## [PROBLEM REQUIREMENTS]
Switch each "Пятница" to "Суббота" in the records, starting with the line that contains "181, 613, 192)" and going on through the line that contains "saint-line: иже на". Give back only those lines with that change and nothing else altered.

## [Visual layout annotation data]
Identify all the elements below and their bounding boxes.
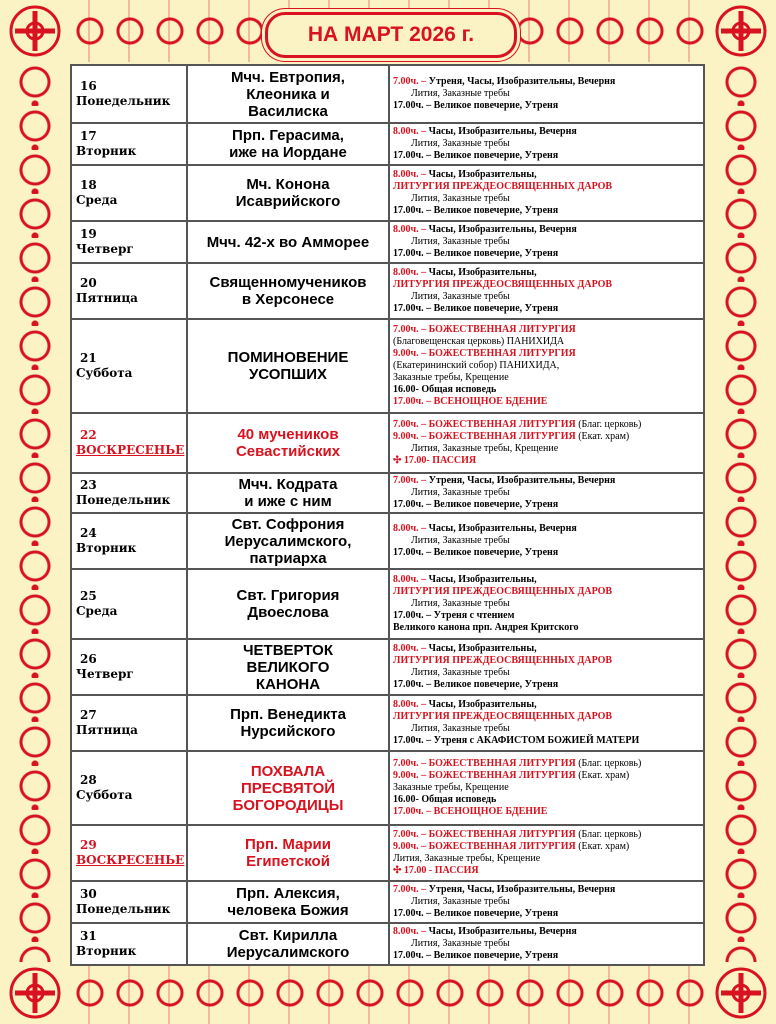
service-line: ЛИТУРГИЯ ПРЕЖДЕОСВЯЩЕННЫХ ДАРОВ (393, 181, 613, 192)
saint-cell (187, 263, 389, 319)
title-banner (265, 12, 517, 58)
services-cell (389, 695, 704, 751)
saint-cell (187, 695, 389, 751)
saint-cell (187, 513, 389, 569)
weekday: Вторник (76, 144, 137, 158)
day-cell (71, 413, 187, 473)
service-line: 8.00ч. – Часы, Изобразительны, (393, 699, 537, 710)
service-line: 17.00ч. – Великое повечерие, Утреня (393, 205, 559, 216)
service-line: ЛИТУРГИЯ ПРЕЖДЕОСВЯЩЕННЫХ ДАРОВ (393, 586, 613, 597)
saint-line: Нурсийского (240, 723, 336, 740)
saint-cell (187, 751, 389, 825)
weekday: Пятница (76, 291, 138, 305)
saint-cell (187, 923, 389, 965)
service-line: Лития, Заказные требы (411, 291, 510, 302)
service-line: Лития, Заказные требы (411, 88, 510, 99)
service-line: (Екатерининский собор) ПАНИХИДА, (393, 360, 560, 371)
weekday: Пятница (76, 723, 138, 737)
day-number: 28 (80, 773, 97, 787)
day-number: 22 (80, 428, 97, 442)
service-line: 7.00ч. – БОЖЕСТВЕННАЯ ЛИТУРГИЯ (Благ. церковь) (393, 758, 642, 769)
saint-line: иже на Иордане (229, 144, 347, 161)
service-line: 7.00ч. – Утреня, Часы, Изобразительны, Вечерня (393, 76, 616, 87)
service-line: Лития, Заказные требы, Крещение (393, 853, 541, 864)
service-line: ЛИТУРГИЯ ПРЕЖДЕОСВЯЩЕННЫХ ДАРОВ (393, 279, 613, 290)
ornament-border-left (0, 62, 70, 962)
schedule-row (71, 413, 704, 473)
service-line: 8.00ч. – Часы, Изобразительны, (393, 267, 537, 278)
saint-cell (187, 319, 389, 413)
day-cell (71, 751, 187, 825)
ornament-border-right (706, 62, 776, 962)
service-line: Лития, Заказные требы (411, 938, 510, 949)
services-cell (389, 319, 704, 413)
day-cell (71, 221, 187, 263)
saint-line: 40 мучеников (237, 426, 339, 443)
services-cell (389, 751, 704, 825)
services-cell (389, 881, 704, 923)
service-line: 17.00ч. – Великое повечерие, Утреня (393, 150, 559, 161)
weekday: ВОСКРЕСЕНЬЕ (76, 443, 185, 457)
saint-line: и иже с ним (244, 493, 332, 510)
weekday: Среда (76, 193, 118, 207)
service-line: 17.00ч. – Великое повечерие, Утреня (393, 547, 559, 558)
service-line: 16.00- Общая исповедь (393, 794, 497, 805)
schedule-row (71, 473, 704, 513)
page-title: НА МАРТ 2026 г. (307, 23, 475, 46)
saint-line: Прп. Герасима, (232, 127, 344, 144)
schedule-row (71, 639, 704, 695)
services-cell (389, 569, 704, 639)
saint-line: патриарха (249, 549, 327, 567)
ornament-border-bottom (70, 962, 706, 1024)
saint-line: Василиска (248, 102, 328, 120)
weekday: Суббота (76, 366, 133, 380)
saint-line: Иерусалимского (226, 944, 350, 961)
saint-line: человека Божия (227, 902, 349, 919)
services-cell (389, 413, 704, 473)
service-line: 9.00ч. – БОЖЕСТВЕННАЯ ЛИТУРГИЯ (Екат. храм) (393, 770, 630, 781)
services-cell (389, 263, 704, 319)
weekday: Вторник (76, 944, 137, 958)
service-line: 17.00ч. – Великое повечерие, Утреня (393, 499, 559, 510)
saint-line: Мчч. Кодрата (238, 476, 338, 493)
service-line: 9.00ч. – БОЖЕСТВЕННАЯ ЛИТУРГИЯ (Екат. храм) (393, 431, 630, 442)
service-line: ЛИТУРГИЯ ПРЕЖДЕОСВЯЩЕННЫХ ДАРОВ (393, 655, 613, 666)
day-cell (71, 65, 187, 123)
saint-line: Египетской (246, 853, 330, 870)
day-number: 17 (80, 129, 97, 143)
saint-line: Прп. Алексия, (236, 885, 340, 902)
day-cell (71, 513, 187, 569)
saint-line: КАНОНА (255, 675, 321, 693)
saint-line: Свт. Софрония (231, 515, 345, 533)
day-cell (71, 639, 187, 695)
service-line: 9.00ч. – БОЖЕСТВЕННАЯ ЛИТУРГИЯ (Екат. храм) (393, 841, 630, 852)
service-line: 8.00ч. – Часы, Изобразительны, Вечерня (393, 126, 577, 137)
service-line: 8.00ч. – Часы, Изобразительны, (393, 574, 537, 585)
saint-line: Прп. Марии (245, 836, 331, 853)
service-line: 17.00ч. – ВСЕНОЩНОЕ БДЕНИЕ (393, 396, 548, 407)
saint-line: Севастийских (235, 443, 341, 460)
schedule-row (71, 123, 704, 165)
saint-cell (187, 639, 389, 695)
services-cell (389, 65, 704, 123)
saint-line: Прп. Венедикта (230, 706, 346, 723)
cross-ornament-icon (706, 962, 776, 1024)
saint-line: Иерусалимского, (224, 532, 352, 550)
services-cell (389, 639, 704, 695)
saint-cell (187, 825, 389, 881)
service-line: 9.00ч. – БОЖЕСТВЕННАЯ ЛИТУРГИЯ (393, 348, 576, 359)
services-cell (389, 513, 704, 569)
service-line: 17.00ч. – Великое повечерие, Утреня (393, 908, 559, 919)
schedule-row (71, 221, 704, 263)
service-line: 7.00ч. – БОЖЕСТВЕННАЯ ЛИТУРГИЯ (393, 324, 576, 335)
services-cell (389, 165, 704, 221)
service-line: Лития, Заказные требы (411, 896, 510, 907)
service-line: 17.00ч. – Великое повечерие, Утреня (393, 303, 559, 314)
saint-line: Исаврийского (235, 193, 341, 210)
saint-cell (187, 165, 389, 221)
service-line: 7.00ч. – БОЖЕСТВЕННАЯ ЛИТУРГИЯ (Благ. церковь) (393, 829, 642, 840)
saint-line: ПОХВАЛА (250, 762, 326, 780)
saint-line: УСОПШИХ (248, 366, 328, 383)
saint-line: Свт. Григория (236, 587, 340, 604)
day-number: 24 (80, 526, 97, 540)
day-cell (71, 319, 187, 413)
day-cell (71, 923, 187, 965)
saint-line: Мчч. Евтропия, (231, 68, 345, 86)
schedule-row (71, 923, 704, 965)
service-line: 8.00ч. – Часы, Изобразительны, Вечерня (393, 224, 577, 235)
service-line: ЛИТУРГИЯ ПРЕЖДЕОСВЯЩЕННЫХ ДАРОВ (393, 711, 613, 722)
service-line: 7.00ч. – Утреня, Часы, Изобразительны, Вечерня (393, 475, 616, 486)
day-cell (71, 473, 187, 513)
saint-line: ПОМИНОВЕНИЕ (227, 349, 349, 366)
service-line: Лития, Заказные требы (411, 667, 510, 678)
service-line: (Благовещенская церковь) ПАНИХИДА (393, 336, 565, 347)
day-number: 25 (80, 589, 97, 603)
weekday: ВОСКРЕСЕНЬЕ (76, 853, 185, 867)
saint-line: Двоеслова (247, 604, 329, 621)
services-cell (389, 825, 704, 881)
saint-line: Клеоника и (246, 85, 330, 103)
service-line: ✣ 17.00 - ПАССИЯ (393, 865, 479, 876)
service-line: 8.00ч. – Часы, Изобразительны, (393, 169, 537, 180)
schedule-body (71, 65, 704, 965)
day-number: 27 (80, 708, 97, 722)
service-line: 16.00- Общая исповедь (393, 384, 497, 395)
schedule-row (71, 825, 704, 881)
service-line: Заказные требы, Крещение (393, 782, 509, 793)
day-cell (71, 825, 187, 881)
cross-ornament-icon (0, 962, 70, 1024)
services-cell (389, 123, 704, 165)
service-line: 17.00ч. – Утреня с чтением (393, 610, 515, 621)
day-number: 19 (80, 227, 97, 241)
saint-line: Мчч. 42-х во Амморее (206, 233, 370, 251)
schedule-table (70, 64, 705, 966)
service-line: 17.00ч. – Великое повечерие, Утреня (393, 100, 559, 111)
saint-cell (187, 123, 389, 165)
services-cell (389, 473, 704, 513)
service-line: ✣ 17.00- ПАССИЯ (393, 455, 477, 466)
day-cell (71, 263, 187, 319)
saint-line: Мч. Конона (246, 176, 330, 193)
weekday: Понедельник (76, 493, 171, 507)
saint-line: в Херсонесе (241, 291, 335, 308)
service-line: 17.00ч. – Великое повечерие, Утреня (393, 679, 559, 690)
day-cell (71, 569, 187, 639)
services-cell (389, 221, 704, 263)
service-line: Лития, Заказные требы, Крещение (411, 443, 559, 454)
weekday: Среда (76, 604, 118, 618)
service-line: Лития, Заказные требы (411, 236, 510, 247)
day-number: 29 (80, 838, 97, 852)
schedule-row (71, 881, 704, 923)
schedule-row (71, 513, 704, 569)
schedule-row (71, 695, 704, 751)
service-line: Лития, Заказные требы (411, 535, 510, 546)
service-line: 8.00ч. – Часы, Изобразительны, Вечерня (393, 926, 577, 937)
saint-cell (187, 881, 389, 923)
schedule-row (71, 569, 704, 639)
schedule-row (71, 65, 704, 123)
weekday: Понедельник (76, 94, 171, 108)
service-line: Лития, Заказные требы (411, 598, 510, 609)
service-line: 17.00ч. – Великое повечерие, Утреня (393, 950, 559, 961)
service-line: Великого канона прп. Андрея Критского (393, 622, 579, 633)
day-number: 31 (80, 929, 97, 943)
weekday: Четверг (76, 667, 134, 681)
service-line: 17.00ч. – Великое повечерие, Утреня (393, 248, 559, 259)
schedule-row (71, 165, 704, 221)
day-number: 16 (80, 79, 97, 93)
day-cell (71, 881, 187, 923)
service-line: 8.00ч. – Часы, Изобразительны, Вечерня (393, 523, 577, 534)
cross-ornament-icon (0, 0, 70, 62)
day-number: 20 (80, 276, 97, 290)
cross-ornament-icon (706, 0, 776, 62)
day-cell (71, 695, 187, 751)
service-line: Лития, Заказные требы (411, 193, 510, 204)
day-cell (71, 165, 187, 221)
saint-line: БОГОРОДИЦЫ (232, 796, 344, 814)
day-number: 30 (80, 887, 97, 901)
service-line: Лития, Заказные требы (411, 723, 510, 734)
saint-line: ЧЕТВЕРТОК (243, 641, 333, 659)
saint-line: ВЕЛИКОГО (246, 658, 330, 676)
service-line: 7.00ч. – БОЖЕСТВЕННАЯ ЛИТУРГИЯ (Благ. церковь) (393, 419, 642, 430)
saint-line: Свт. Кирилла (238, 927, 338, 944)
weekday: Суббота (76, 788, 133, 802)
saint-cell (187, 413, 389, 473)
day-cell (71, 123, 187, 165)
service-line: 7.00ч. – Утреня, Часы, Изобразительны, Вечерня (393, 884, 616, 895)
saint-line: Священномучеников (209, 274, 367, 291)
service-line: Лития, Заказные требы (411, 487, 510, 498)
service-line: Заказные требы, Крещение (393, 372, 509, 383)
schedule-row (71, 751, 704, 825)
day-number: 21 (80, 351, 97, 365)
day-number: 18 (80, 178, 97, 192)
weekday: Вторник (76, 541, 137, 555)
schedule-row (71, 263, 704, 319)
saint-cell (187, 65, 389, 123)
weekday: Четверг (76, 242, 134, 256)
service-line: 17.00ч. – Утреня с АКАФИСТОМ БОЖИЕЙ МАТЕРИ (393, 735, 640, 746)
saint-cell (187, 473, 389, 513)
day-number: 23 (80, 478, 97, 492)
weekday: Понедельник (76, 902, 171, 916)
service-line: Лития, Заказные требы (411, 138, 510, 149)
saint-line: ПРЕСВЯТОЙ (240, 779, 336, 797)
services-cell (389, 923, 704, 965)
saint-cell (187, 569, 389, 639)
service-line: 17.00ч. – ВСЕНОЩНОЕ БДЕНИЕ (393, 806, 548, 817)
day-number: 26 (80, 652, 97, 666)
service-line: 8.00ч. – Часы, Изобразительны, (393, 643, 537, 654)
schedule-row (71, 319, 704, 413)
saint-cell (187, 221, 389, 263)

## [CORRECT OUTPUT]
service-line: ЛИТУРГИЯ ПРЕЖДЕОСВЯЩЕННЫХ ДАРОВ (393, 181, 613, 192)
saint-cell (187, 263, 389, 319)
title-banner (265, 12, 517, 58)
services-cell (389, 695, 704, 751)
saint-cell (187, 695, 389, 751)
saint-cell (187, 513, 389, 569)
weekday: Вторник (76, 144, 137, 158)
day-cell (71, 413, 187, 473)
service-line: 8.00ч. – Часы, Изобразительны, (393, 699, 537, 710)
service-line: 17.00ч. – Великое повечерие, Утреня (393, 205, 559, 216)
service-line: ЛИТУРГИЯ ПРЕЖДЕОСВЯЩЕННЫХ ДАРОВ (393, 586, 613, 597)
saint-line: Нурсийского (240, 723, 336, 740)
saint-cell (187, 751, 389, 825)
weekday: Суббота (76, 291, 138, 305)
saint-cell (187, 923, 389, 965)
service-line: Лития, Заказные требы (411, 291, 510, 302)
service-line: Лития, Заказные требы (411, 88, 510, 99)
service-line: (Екатерининский собор) ПАНИХИДА, (393, 360, 560, 371)
weekday: Суббота (76, 723, 138, 737)
day-number: 28 (80, 773, 97, 787)
day-number: 22 (80, 428, 97, 442)
service-line: 7.00ч. – БОЖЕСТВЕННАЯ ЛИТУРГИЯ (Благ. церковь) (393, 758, 642, 769)
saint-line: иже на Иордане (229, 144, 347, 161)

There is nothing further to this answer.